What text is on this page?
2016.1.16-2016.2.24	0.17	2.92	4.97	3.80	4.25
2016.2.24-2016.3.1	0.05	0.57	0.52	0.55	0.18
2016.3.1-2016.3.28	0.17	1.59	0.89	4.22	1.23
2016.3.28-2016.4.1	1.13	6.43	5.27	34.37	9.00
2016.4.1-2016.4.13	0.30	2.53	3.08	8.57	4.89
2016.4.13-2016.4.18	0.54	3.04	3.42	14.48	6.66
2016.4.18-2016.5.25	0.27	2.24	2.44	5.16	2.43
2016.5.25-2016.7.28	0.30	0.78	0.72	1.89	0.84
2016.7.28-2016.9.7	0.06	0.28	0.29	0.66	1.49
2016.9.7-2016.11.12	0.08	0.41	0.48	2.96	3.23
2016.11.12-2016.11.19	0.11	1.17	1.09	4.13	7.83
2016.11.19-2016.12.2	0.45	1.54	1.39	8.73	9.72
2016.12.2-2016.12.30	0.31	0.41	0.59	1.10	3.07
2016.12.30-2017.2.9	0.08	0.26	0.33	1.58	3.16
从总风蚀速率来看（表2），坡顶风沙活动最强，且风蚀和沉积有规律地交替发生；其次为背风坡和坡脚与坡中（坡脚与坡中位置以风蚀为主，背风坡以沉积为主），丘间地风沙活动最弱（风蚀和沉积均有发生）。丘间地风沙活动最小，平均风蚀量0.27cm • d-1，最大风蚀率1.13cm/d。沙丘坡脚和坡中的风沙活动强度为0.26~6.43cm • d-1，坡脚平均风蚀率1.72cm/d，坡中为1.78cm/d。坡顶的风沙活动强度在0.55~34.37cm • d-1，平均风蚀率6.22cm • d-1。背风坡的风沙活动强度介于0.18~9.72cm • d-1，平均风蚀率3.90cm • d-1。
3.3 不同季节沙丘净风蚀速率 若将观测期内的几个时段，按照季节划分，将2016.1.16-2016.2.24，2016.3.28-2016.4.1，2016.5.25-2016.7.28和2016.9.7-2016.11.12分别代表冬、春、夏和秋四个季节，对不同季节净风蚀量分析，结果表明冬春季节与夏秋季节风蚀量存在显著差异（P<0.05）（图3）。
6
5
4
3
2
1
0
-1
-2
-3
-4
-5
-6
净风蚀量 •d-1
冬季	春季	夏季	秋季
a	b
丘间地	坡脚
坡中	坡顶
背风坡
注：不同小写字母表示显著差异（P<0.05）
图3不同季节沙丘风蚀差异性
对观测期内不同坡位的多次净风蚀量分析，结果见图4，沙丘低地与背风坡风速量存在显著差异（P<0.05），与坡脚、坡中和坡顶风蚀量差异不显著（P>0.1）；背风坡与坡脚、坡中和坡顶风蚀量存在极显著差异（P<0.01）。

• _To be done_:
Print the material once more, exactly.

• _Reply to the exercise_:
What text is on this page?
2016.1.16-2016.2.24	0.17	2.92	4.97	3.80	4.25
2016.2.24-2016.3.1	0.05	0.57	0.52	0.55	0.18
2016.3.1-2016.3.28	0.17	1.59	0.89	4.22	1.23
2016.3.28-2016.4.1	1.13	6.43	5.27	34.37	9.00
2016.4.1-2016.4.13	0.30	2.53	3.08	8.57	4.89
2016.4.13-2016.4.18	0.54	3.04	3.42	14.48	6.66
2016.4.18-2016.5.25	0.27	2.24	2.44	5.16	2.43
2016.5.25-2016.7.28	0.30	0.78	0.72	1.89	0.84
2016.7.28-2016.9.7	0.06	0.28	0.29	0.66	1.49
2016.9.7-2016.11.12	0.08	0.41	0.48	2.96	3.23
2016.11.12-2016.11.19	0.11	1.17	1.09	4.13	7.83
2016.11.19-2016.12.2	0.45	1.54	1.39	8.73	9.72
2016.12.2-2016.12.30	0.31	0.41	0.59	1.10	3.07
2016.12.30-2017.2.9	0.08	0.26	0.33	1.58	3.16
从总风蚀速率来看（表2），坡顶风沙活动最强，且风蚀和沉积有规律地交替发生；其次为背风坡和坡脚与坡中（坡脚与坡中位置以风蚀为主，背风坡以沉积为主），丘间地风沙活动最弱（风蚀和沉积均有发生）。丘间地风沙活动最小，平均风蚀量0.27cm • d-1，最大风蚀率1.13cm/d。沙丘坡脚和坡中的风沙活动强度为0.26~6.43cm • d-1，坡脚平均风蚀率1.72cm/d，坡中为1.78cm/d。坡顶的风沙活动强度在0.55~34.37cm • d-1，平均风蚀率6.22cm • d-1。背风坡的风沙活动强度介于0.18~9.72cm • d-1，平均风蚀率3.90cm • d-1。
3.3 不同季节沙丘净风蚀速率 若将观测期内的几个时段，按照季节划分，将2016.1.16-2016.2.24，2016.3.28-2016.4.1，2016.5.25-2016.7.28和2016.9.7-2016.11.12分别代表冬、春、夏和秋四个季节，对不同季节净风蚀量分析，结果表明冬春季节与夏秋季节风蚀量存在显著差异（P<0.05）（图3）。
6
5
4
3
2
1
0
-1
-2
-3
-4
-5
-6
净风蚀量 •d-1
冬季	春季	夏季	秋季
a	b
丘间地	坡脚
坡中	坡顶
背风坡
注：不同小写字母表示显著差异（P<0.05）
图3不同季节沙丘风蚀差异性
对观测期内不同坡位的多次净风蚀量分析，结果见图4，沙丘低地与背风坡风速量存在显著差异（P<0.05），与坡脚、坡中和坡顶风蚀量差异不显著（P>0.1）；背风坡与坡脚、坡中和坡顶风蚀量存在极显著差异（P<0.01）。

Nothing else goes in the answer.